## BEGIN Data lines
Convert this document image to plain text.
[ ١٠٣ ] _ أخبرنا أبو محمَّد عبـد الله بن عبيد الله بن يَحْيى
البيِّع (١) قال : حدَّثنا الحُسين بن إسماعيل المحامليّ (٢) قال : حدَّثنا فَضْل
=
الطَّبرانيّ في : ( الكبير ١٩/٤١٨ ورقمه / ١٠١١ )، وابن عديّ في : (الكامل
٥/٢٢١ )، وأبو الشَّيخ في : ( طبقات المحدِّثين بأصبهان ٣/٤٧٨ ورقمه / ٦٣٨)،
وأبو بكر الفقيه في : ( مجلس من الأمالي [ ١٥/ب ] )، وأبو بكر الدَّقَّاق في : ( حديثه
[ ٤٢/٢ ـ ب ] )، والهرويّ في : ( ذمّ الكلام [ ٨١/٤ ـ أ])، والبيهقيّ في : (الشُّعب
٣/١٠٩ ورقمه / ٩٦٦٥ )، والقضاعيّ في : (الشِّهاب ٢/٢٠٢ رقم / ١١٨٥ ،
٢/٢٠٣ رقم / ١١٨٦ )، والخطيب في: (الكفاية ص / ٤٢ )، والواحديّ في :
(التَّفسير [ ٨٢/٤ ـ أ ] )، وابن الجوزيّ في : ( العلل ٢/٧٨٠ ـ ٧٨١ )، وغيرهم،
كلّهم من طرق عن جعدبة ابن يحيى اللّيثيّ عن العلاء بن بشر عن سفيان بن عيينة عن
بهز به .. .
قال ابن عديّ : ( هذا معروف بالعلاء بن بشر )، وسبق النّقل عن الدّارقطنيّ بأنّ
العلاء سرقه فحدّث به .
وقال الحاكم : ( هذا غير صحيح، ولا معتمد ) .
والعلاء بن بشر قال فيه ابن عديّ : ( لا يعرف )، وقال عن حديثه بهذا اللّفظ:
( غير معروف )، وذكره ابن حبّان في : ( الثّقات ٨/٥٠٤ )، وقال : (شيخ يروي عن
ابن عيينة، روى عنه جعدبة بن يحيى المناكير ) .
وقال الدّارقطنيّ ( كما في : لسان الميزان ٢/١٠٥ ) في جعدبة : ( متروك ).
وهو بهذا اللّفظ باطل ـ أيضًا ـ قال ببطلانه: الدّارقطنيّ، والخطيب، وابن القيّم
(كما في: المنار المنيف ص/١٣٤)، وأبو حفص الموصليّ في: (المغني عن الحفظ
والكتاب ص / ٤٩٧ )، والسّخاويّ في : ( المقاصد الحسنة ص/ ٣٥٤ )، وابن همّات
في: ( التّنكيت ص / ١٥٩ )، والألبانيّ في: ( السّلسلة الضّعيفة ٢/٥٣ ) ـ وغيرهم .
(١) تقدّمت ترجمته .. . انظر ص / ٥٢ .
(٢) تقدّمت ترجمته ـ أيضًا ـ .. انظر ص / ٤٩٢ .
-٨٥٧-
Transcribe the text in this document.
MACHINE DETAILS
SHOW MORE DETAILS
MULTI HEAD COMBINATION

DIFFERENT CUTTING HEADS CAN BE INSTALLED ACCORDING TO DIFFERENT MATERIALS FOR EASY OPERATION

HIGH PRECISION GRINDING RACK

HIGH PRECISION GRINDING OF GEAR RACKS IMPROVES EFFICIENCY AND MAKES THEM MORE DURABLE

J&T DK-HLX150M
## END Data lines
▶ [Required work]:
Repeat the preceding lines exactly, please, every one of them.

▶ [Result of this exercise]:
Convert this document image to plain text.
[ ١٠٣ ] _ أخبرنا أبو محمَّد عبـد الله بن عبيد الله بن يَحْيى
البيِّع (١) قال : حدَّثنا الحُسين بن إسماعيل المحامليّ (٢) قال : حدَّثنا فَضْل
=
الطَّبرانيّ في : ( الكبير ١٩/٤١٨ ورقمه / ١٠١١ )، وابن عديّ في : (الكامل
٥/٢٢١ )، وأبو الشَّيخ في : ( طبقات المحدِّثين بأصبهان ٣/٤٧٨ ورقمه / ٦٣٨)،
وأبو بكر الفقيه في : ( مجلس من الأمالي [ ١٥/ب ] )، وأبو بكر الدَّقَّاق في : ( حديثه
[ ٤٢/٢ ـ ب ] )، والهرويّ في : ( ذمّ الكلام [ ٨١/٤ ـ أ])، والبيهقيّ في : (الشُّعب
٣/١٠٩ ورقمه / ٩٦٦٥ )، والقضاعيّ في : (الشِّهاب ٢/٢٠٢ رقم / ١١٨٥ ،
٢/٢٠٣ رقم / ١١٨٦ )، والخطيب في: (الكفاية ص / ٤٢ )، والواحديّ في :
(التَّفسير [ ٨٢/٤ ـ أ ] )، وابن الجوزيّ في : ( العلل ٢/٧٨٠ ـ ٧٨١ )، وغيرهم،
كلّهم من طرق عن جعدبة ابن يحيى اللّيثيّ عن العلاء بن بشر عن سفيان بن عيينة عن
بهز به .. .
قال ابن عديّ : ( هذا معروف بالعلاء بن بشر )، وسبق النّقل عن الدّارقطنيّ بأنّ
العلاء سرقه فحدّث به .
وقال الحاكم : ( هذا غير صحيح، ولا معتمد ) .
والعلاء بن بشر قال فيه ابن عديّ : ( لا يعرف )، وقال عن حديثه بهذا اللّفظ:
( غير معروف )، وذكره ابن حبّان في : ( الثّقات ٨/٥٠٤ )، وقال : (شيخ يروي عن
ابن عيينة، روى عنه جعدبة بن يحيى المناكير ) .
وقال الدّارقطنيّ ( كما في : لسان الميزان ٢/١٠٥ ) في جعدبة : ( متروك ).
وهو بهذا اللّفظ باطل ـ أيضًا ـ قال ببطلانه: الدّارقطنيّ، والخطيب، وابن القيّم
(كما في: المنار المنيف ص/١٣٤)، وأبو حفص الموصليّ في: (المغني عن الحفظ
والكتاب ص / ٤٩٧ )، والسّخاويّ في : ( المقاصد الحسنة ص/ ٣٥٤ )، وابن همّات
في: ( التّنكيت ص / ١٥٩ )، والألبانيّ في: ( السّلسلة الضّعيفة ٢/٥٣ ) ـ وغيرهم .
(١) تقدّمت ترجمته .. . انظر ص / ٥٢ .
(٢) تقدّمت ترجمته ـ أيضًا ـ .. انظر ص / ٤٩٢ .
-٨٥٧-
Transcribe the text in this document.
MACHINE DETAILS
SHOW MORE DETAILS
MULTI HEAD COMBINATION

DIFFERENT CUTTING HEADS CAN BE INSTALLED ACCORDING TO DIFFERENT MATERIALS FOR EASY OPERATION

HIGH PRECISION GRINDING RACK

HIGH PRECISION GRINDING OF GEAR RACKS IMPROVES EFFICIENCY AND MAKES THEM MORE DURABLE

J&T DK-HLX150M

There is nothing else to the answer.